Records provided:
----------
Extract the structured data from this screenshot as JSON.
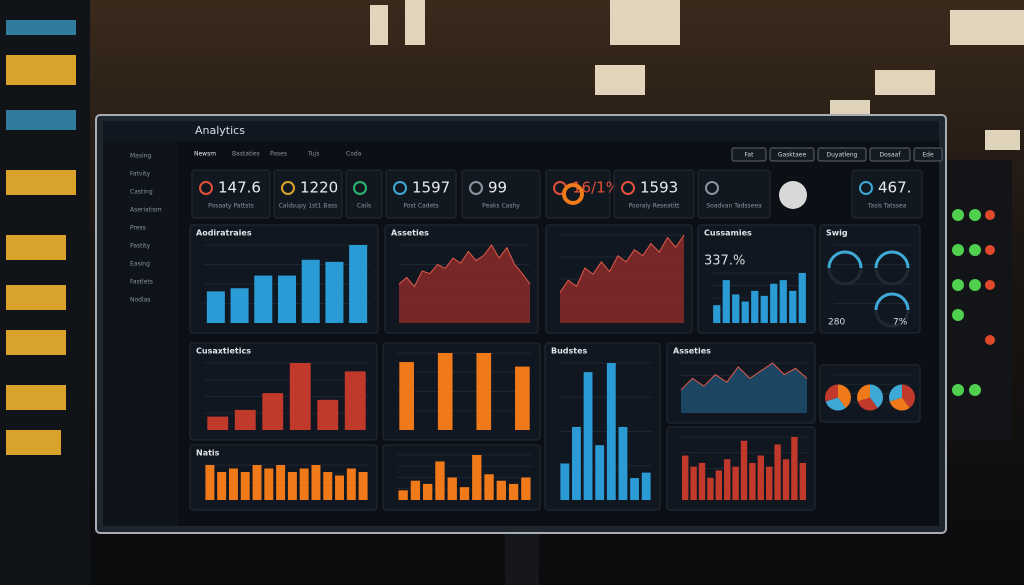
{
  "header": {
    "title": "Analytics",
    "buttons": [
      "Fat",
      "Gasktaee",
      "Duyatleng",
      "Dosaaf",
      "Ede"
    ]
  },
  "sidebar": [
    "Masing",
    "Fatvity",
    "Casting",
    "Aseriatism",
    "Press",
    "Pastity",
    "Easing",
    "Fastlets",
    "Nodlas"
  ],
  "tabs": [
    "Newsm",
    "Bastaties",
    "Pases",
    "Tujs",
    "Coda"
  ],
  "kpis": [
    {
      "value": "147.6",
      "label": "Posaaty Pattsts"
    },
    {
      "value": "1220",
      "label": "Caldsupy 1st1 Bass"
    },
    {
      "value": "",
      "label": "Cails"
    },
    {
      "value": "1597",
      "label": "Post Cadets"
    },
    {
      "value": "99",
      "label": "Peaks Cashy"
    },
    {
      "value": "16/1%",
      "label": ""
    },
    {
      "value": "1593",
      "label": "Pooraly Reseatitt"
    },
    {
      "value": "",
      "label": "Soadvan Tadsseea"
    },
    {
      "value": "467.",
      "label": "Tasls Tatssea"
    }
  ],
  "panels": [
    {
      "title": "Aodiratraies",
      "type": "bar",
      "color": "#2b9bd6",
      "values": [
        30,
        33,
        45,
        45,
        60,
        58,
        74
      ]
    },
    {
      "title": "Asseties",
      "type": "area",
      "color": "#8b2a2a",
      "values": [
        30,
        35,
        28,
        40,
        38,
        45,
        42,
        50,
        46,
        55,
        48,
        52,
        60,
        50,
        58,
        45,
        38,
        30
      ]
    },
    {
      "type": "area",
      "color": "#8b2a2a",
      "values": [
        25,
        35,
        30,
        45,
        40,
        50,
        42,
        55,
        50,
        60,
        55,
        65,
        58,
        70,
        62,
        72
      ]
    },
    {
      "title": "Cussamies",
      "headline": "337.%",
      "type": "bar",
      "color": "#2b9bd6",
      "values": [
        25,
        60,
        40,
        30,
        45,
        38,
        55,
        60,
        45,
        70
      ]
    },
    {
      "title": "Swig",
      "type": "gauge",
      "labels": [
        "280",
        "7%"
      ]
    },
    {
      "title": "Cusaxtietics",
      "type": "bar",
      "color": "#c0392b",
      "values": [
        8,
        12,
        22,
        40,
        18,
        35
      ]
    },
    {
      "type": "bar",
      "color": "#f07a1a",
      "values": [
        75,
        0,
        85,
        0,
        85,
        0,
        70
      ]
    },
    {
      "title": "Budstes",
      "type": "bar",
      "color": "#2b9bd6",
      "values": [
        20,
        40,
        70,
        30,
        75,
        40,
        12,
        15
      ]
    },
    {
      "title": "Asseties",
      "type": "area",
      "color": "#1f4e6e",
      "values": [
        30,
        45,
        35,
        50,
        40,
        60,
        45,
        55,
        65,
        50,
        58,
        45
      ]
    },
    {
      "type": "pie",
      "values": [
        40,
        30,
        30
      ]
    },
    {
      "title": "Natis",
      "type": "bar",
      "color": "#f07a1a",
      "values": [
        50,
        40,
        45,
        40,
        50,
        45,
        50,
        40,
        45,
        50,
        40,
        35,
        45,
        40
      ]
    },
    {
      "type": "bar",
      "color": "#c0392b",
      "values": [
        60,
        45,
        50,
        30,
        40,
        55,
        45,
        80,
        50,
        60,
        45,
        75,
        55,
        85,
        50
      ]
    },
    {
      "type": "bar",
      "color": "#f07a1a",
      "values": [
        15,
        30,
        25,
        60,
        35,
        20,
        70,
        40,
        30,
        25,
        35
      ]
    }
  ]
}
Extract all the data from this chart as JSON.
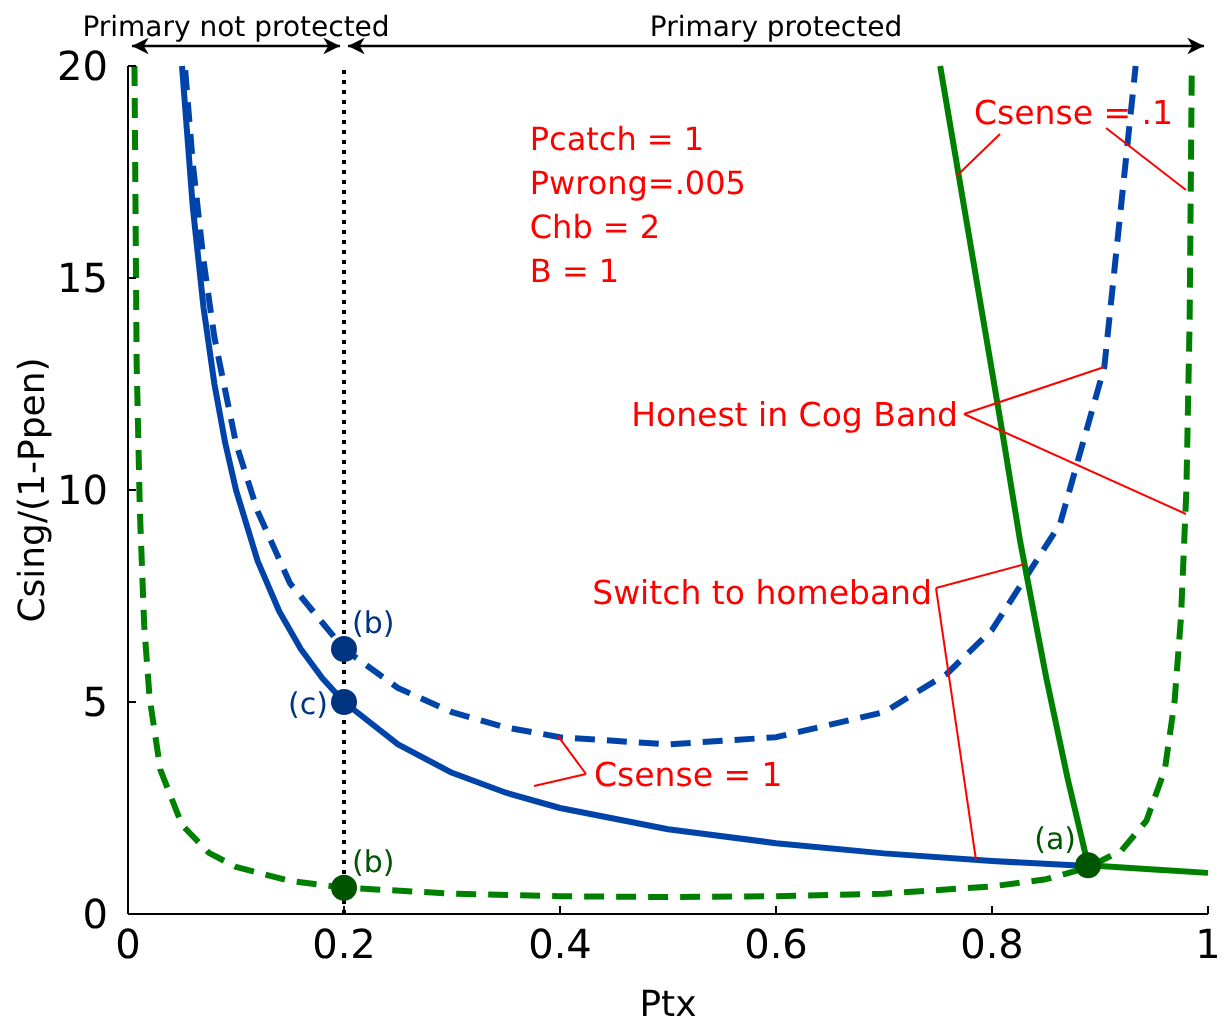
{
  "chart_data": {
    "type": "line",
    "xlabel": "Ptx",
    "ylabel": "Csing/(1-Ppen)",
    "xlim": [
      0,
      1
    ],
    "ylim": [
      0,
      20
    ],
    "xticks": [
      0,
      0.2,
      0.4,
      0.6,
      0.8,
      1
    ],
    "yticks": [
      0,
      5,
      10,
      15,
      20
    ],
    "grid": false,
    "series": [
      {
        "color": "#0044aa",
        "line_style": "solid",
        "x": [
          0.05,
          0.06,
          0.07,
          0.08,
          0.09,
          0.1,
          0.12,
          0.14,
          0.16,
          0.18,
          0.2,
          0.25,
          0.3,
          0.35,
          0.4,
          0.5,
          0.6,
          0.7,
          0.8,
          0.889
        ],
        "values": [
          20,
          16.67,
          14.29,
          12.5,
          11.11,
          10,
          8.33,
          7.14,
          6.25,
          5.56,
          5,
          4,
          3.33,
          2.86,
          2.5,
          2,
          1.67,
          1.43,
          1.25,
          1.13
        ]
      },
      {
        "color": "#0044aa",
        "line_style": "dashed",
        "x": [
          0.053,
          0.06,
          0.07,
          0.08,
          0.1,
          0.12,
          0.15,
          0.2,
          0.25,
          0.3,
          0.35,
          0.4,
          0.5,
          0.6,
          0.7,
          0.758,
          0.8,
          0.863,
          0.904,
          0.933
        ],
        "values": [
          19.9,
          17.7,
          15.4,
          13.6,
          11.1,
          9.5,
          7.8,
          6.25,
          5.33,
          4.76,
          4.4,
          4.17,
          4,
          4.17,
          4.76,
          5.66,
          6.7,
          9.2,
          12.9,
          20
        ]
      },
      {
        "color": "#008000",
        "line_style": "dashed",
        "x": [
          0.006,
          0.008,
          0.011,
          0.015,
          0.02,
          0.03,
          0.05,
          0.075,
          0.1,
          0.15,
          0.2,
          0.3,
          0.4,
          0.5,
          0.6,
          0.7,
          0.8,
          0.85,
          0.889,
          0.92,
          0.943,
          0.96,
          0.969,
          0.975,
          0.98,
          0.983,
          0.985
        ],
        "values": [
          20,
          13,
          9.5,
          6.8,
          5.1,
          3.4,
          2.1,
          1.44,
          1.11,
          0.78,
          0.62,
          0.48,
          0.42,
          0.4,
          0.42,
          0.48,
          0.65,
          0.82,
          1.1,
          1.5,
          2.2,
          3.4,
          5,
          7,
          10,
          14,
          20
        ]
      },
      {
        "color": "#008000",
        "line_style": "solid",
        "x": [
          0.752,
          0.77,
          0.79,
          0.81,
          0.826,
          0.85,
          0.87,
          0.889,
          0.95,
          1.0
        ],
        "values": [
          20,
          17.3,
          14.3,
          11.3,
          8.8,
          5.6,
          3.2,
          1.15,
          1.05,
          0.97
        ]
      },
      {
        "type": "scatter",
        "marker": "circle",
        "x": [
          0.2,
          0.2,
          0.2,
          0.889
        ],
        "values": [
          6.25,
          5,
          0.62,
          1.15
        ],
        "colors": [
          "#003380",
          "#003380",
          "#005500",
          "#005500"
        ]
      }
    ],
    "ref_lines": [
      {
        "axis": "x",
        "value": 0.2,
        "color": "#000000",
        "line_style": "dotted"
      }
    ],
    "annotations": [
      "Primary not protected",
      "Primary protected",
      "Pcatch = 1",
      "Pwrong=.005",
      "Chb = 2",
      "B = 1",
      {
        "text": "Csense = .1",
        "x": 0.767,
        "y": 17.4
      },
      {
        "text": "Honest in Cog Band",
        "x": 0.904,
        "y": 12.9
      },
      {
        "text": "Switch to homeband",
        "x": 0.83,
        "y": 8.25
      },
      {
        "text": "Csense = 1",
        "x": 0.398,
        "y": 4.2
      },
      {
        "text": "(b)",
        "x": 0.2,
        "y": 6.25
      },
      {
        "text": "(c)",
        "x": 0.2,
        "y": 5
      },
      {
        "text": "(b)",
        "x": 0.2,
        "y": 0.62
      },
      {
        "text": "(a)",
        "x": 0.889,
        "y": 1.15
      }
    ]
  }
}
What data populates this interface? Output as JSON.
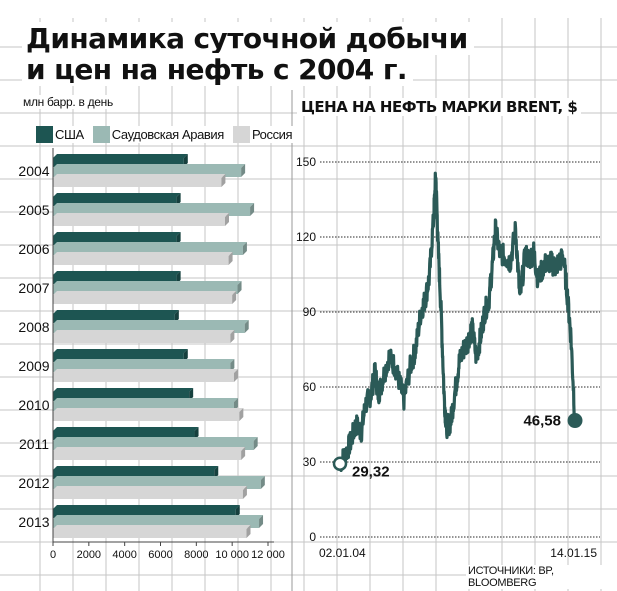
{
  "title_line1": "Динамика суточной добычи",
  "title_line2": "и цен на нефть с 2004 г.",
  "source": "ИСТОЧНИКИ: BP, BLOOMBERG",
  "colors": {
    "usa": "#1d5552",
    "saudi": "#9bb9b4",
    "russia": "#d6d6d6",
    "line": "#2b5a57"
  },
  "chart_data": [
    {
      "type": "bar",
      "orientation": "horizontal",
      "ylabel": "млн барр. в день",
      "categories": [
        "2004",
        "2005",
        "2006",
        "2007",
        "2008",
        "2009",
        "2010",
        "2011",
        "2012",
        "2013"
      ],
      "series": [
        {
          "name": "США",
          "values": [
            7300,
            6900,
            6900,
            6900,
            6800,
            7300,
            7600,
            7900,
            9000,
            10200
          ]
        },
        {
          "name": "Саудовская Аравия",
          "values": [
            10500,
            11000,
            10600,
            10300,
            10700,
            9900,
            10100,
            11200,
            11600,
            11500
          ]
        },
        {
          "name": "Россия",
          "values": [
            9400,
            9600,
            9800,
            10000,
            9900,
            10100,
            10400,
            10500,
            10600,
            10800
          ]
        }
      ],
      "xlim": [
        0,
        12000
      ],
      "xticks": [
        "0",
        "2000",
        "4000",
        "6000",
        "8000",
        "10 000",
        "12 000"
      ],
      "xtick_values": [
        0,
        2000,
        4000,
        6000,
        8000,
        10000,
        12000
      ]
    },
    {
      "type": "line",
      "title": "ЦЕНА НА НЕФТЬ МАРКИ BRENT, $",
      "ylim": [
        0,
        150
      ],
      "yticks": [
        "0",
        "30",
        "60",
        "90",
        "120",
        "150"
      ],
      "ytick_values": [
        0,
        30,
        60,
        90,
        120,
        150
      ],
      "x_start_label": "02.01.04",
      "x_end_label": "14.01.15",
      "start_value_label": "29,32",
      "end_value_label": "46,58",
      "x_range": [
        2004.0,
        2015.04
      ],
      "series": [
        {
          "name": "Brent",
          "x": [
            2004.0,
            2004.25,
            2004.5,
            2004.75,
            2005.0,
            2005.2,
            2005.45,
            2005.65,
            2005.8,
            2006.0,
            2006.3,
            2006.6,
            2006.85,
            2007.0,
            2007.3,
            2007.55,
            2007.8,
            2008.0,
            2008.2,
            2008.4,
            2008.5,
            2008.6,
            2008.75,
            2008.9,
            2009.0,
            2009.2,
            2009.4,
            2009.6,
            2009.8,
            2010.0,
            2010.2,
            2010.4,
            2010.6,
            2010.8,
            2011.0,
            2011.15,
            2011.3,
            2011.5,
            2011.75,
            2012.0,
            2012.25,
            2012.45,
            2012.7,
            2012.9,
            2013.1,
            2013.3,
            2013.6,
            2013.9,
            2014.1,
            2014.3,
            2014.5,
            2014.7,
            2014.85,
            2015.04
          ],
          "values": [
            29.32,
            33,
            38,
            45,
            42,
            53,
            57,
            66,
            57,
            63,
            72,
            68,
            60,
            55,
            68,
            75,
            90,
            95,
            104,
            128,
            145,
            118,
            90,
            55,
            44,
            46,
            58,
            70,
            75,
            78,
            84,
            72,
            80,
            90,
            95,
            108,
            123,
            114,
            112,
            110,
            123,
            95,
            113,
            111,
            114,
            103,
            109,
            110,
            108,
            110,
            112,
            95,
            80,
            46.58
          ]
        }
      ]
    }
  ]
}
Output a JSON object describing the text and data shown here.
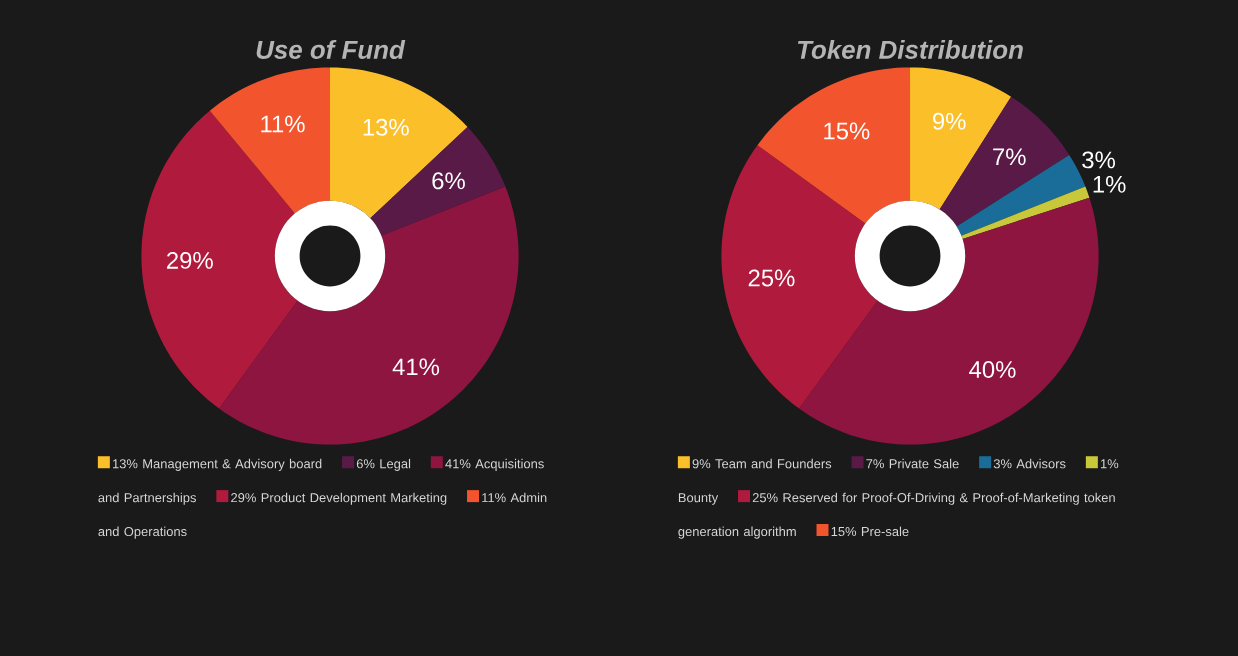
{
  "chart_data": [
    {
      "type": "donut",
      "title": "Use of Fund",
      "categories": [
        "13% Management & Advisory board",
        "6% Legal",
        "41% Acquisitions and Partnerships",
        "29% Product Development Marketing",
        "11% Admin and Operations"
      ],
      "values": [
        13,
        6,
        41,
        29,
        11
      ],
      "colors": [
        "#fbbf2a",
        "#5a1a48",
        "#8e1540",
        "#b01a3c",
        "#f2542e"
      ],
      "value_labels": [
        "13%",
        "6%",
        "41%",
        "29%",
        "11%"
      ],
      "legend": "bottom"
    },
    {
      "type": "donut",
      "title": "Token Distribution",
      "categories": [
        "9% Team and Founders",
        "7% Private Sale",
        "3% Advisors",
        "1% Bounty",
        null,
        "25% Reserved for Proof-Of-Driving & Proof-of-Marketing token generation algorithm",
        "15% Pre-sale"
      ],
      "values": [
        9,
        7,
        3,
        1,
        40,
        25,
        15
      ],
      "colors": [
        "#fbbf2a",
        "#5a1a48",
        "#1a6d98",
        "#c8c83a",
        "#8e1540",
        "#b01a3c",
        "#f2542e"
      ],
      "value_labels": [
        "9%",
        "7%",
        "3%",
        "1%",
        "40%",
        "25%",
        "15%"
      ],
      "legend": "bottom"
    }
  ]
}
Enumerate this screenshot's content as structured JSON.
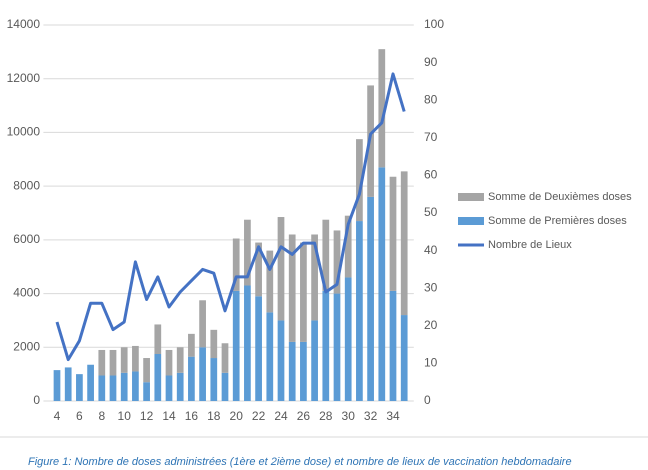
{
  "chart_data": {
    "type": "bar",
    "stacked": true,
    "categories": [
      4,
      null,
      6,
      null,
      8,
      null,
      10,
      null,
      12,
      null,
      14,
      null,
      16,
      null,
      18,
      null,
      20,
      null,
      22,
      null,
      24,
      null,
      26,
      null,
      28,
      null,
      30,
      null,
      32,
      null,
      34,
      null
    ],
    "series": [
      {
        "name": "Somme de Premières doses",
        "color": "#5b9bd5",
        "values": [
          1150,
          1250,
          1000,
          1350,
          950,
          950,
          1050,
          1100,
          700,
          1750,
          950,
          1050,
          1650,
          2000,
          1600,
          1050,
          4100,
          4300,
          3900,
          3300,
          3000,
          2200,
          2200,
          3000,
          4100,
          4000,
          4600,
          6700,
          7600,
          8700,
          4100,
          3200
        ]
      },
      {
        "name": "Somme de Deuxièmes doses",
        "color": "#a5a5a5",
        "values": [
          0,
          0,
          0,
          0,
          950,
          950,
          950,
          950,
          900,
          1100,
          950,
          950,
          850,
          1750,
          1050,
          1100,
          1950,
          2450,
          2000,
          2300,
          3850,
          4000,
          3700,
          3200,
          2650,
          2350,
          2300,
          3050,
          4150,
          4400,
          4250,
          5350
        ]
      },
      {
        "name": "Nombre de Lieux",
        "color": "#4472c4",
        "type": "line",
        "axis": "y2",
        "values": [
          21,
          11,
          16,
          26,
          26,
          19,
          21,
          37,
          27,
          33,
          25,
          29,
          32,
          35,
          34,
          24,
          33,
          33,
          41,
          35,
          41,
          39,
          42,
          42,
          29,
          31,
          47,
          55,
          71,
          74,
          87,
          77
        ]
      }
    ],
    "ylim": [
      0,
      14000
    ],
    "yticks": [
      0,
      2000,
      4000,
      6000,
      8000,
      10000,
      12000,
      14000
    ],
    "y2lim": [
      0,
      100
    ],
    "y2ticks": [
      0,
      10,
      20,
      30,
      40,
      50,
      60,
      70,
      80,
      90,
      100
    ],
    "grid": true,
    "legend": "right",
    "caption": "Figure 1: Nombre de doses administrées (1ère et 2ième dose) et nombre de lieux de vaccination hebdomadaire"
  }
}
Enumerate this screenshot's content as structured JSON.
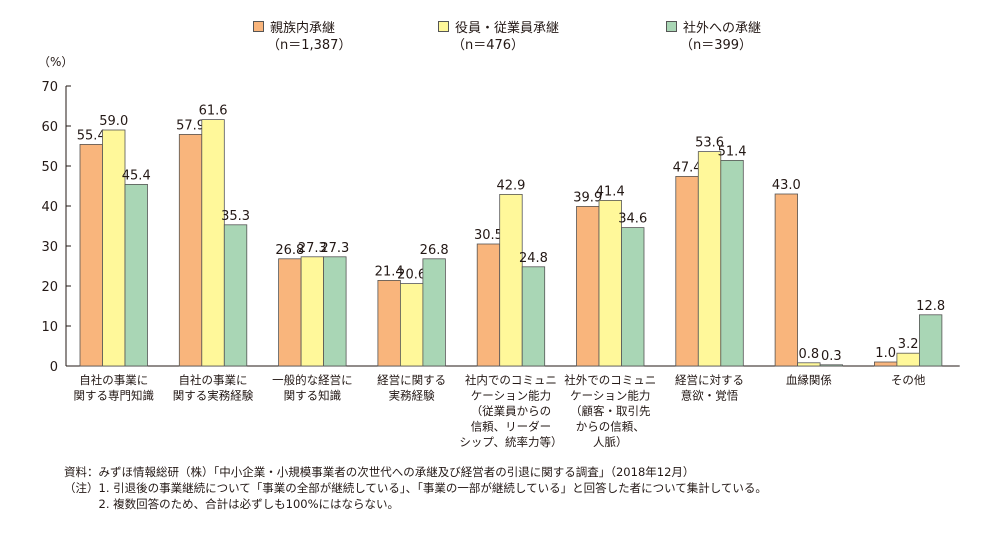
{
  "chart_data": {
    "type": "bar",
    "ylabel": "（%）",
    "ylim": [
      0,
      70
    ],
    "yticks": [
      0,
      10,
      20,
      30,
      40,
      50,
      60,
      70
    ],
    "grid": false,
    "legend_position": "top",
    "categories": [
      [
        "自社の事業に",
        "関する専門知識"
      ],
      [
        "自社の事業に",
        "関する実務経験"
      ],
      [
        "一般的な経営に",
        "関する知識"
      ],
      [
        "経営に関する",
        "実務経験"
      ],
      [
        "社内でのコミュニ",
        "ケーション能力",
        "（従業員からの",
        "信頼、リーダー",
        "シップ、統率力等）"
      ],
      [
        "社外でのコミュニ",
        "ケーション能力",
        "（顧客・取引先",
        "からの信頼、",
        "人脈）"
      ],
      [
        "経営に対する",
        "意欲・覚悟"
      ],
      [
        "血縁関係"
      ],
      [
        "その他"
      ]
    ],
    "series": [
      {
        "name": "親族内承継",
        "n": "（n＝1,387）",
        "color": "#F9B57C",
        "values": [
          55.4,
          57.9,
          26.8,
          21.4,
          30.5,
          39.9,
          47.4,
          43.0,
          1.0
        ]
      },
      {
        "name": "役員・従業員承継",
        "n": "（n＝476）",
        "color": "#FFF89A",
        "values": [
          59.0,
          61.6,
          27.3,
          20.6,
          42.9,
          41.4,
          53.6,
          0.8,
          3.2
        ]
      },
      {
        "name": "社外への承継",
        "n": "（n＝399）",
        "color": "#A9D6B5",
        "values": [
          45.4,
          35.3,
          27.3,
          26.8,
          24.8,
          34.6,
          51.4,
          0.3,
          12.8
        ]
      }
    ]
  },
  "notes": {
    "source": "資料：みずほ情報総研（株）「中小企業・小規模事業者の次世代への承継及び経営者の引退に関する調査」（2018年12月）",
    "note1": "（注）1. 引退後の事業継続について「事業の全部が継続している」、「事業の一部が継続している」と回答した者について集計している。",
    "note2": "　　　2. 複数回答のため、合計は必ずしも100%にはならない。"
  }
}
----------
What you have to do: In the listing, find every line containing the word "Nombre" and list it.

Written answer:
        "name": "Nombre de Lieux",
    "caption": "Figure 1: Nombre de doses administrées (1ère et 2ième dose) et nombre de lieux de vaccination hebdomadaire"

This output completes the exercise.